=== MATERIAL ===

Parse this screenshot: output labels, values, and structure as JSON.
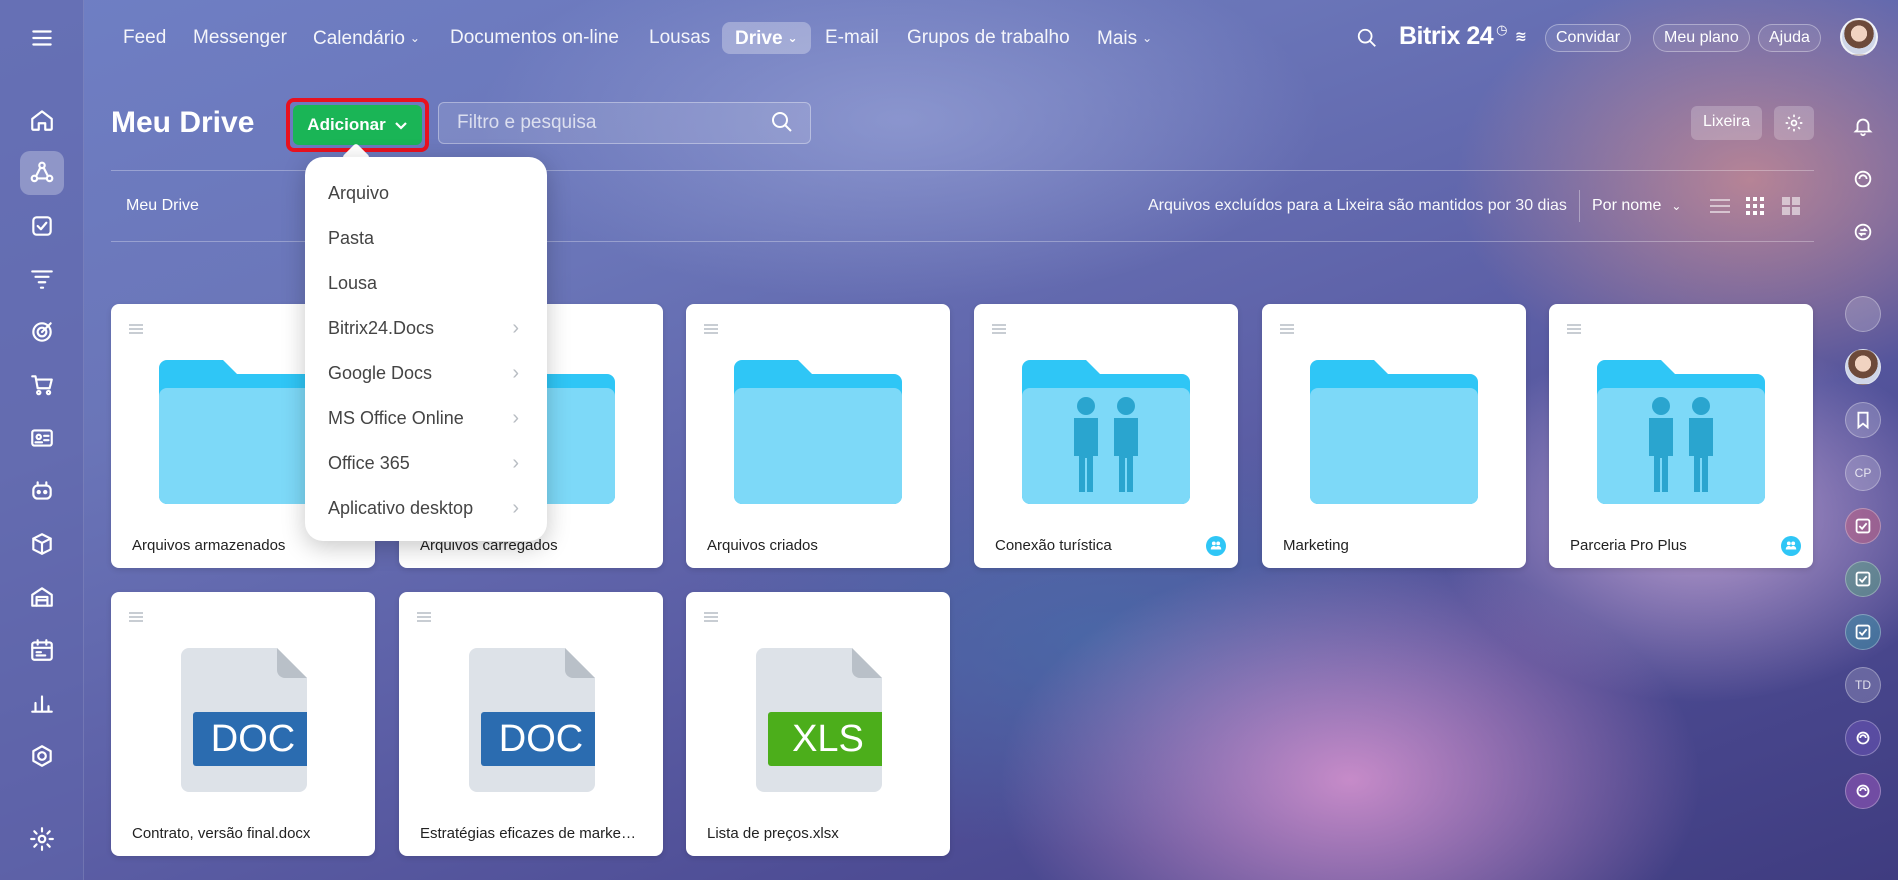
{
  "nav": {
    "items": [
      {
        "label": "Feed"
      },
      {
        "label": "Messenger"
      },
      {
        "label": "Calendário"
      },
      {
        "label": "Documentos on-line"
      },
      {
        "label": "Lousas"
      },
      {
        "label": "Drive"
      },
      {
        "label": "E-mail"
      },
      {
        "label": "Grupos de trabalho"
      },
      {
        "label": "Mais"
      }
    ],
    "brand": "Bitrix 24",
    "invite": "Convidar",
    "plan": "Meu plano",
    "help": "Ajuda"
  },
  "header": {
    "title": "Meu Drive",
    "add_label": "Adicionar",
    "search_placeholder": "Filtro e pesquisa",
    "trash_label": "Lixeira"
  },
  "toolbar": {
    "breadcrumb": "Meu Drive",
    "retention_note": "Arquivos excluídos para a Lixeira são mantidos por 30 dias",
    "sort_label": "Por nome"
  },
  "add_menu": {
    "items": [
      {
        "label": "Arquivo",
        "submenu": false
      },
      {
        "label": "Pasta",
        "submenu": false
      },
      {
        "label": "Lousa",
        "submenu": false
      },
      {
        "label": "Bitrix24.Docs",
        "submenu": true
      },
      {
        "label": "Google Docs",
        "submenu": true
      },
      {
        "label": "MS Office Online",
        "submenu": true
      },
      {
        "label": "Office 365",
        "submenu": true
      },
      {
        "label": "Aplicativo desktop",
        "submenu": true
      }
    ]
  },
  "files": [
    {
      "name": "Arquivos armazenados",
      "type": "folder",
      "shared": false
    },
    {
      "name": "Arquivos carregados",
      "type": "folder",
      "shared": false
    },
    {
      "name": "Arquivos criados",
      "type": "folder",
      "shared": false
    },
    {
      "name": "Conexão turística",
      "type": "group-folder",
      "shared": true
    },
    {
      "name": "Marketing",
      "type": "folder",
      "shared": false
    },
    {
      "name": "Parceria Pro Plus",
      "type": "group-folder",
      "shared": true
    },
    {
      "name": "Contrato, versão final.docx",
      "type": "doc",
      "badge": "DOC",
      "badge_color": "#2b6cb0"
    },
    {
      "name": "Estratégias eficazes de marketing.docx",
      "type": "doc",
      "badge": "DOC",
      "badge_color": "#2b6cb0"
    },
    {
      "name": "Lista de preços.xlsx",
      "type": "xls",
      "badge": "XLS",
      "badge_color": "#4cae1b"
    }
  ],
  "rightbar": {
    "initials": [
      "CP",
      "TD"
    ]
  },
  "colors": {
    "add_button": "#1ab556",
    "highlight_frame": "#e8111f",
    "folder": "#7dd9f8",
    "folder_tab": "#2fc6f6"
  }
}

===

◆ REQUEST: From the data above, count the lines where "Office" occurs and give that figure and nothing else.

◆ ANSWER: 2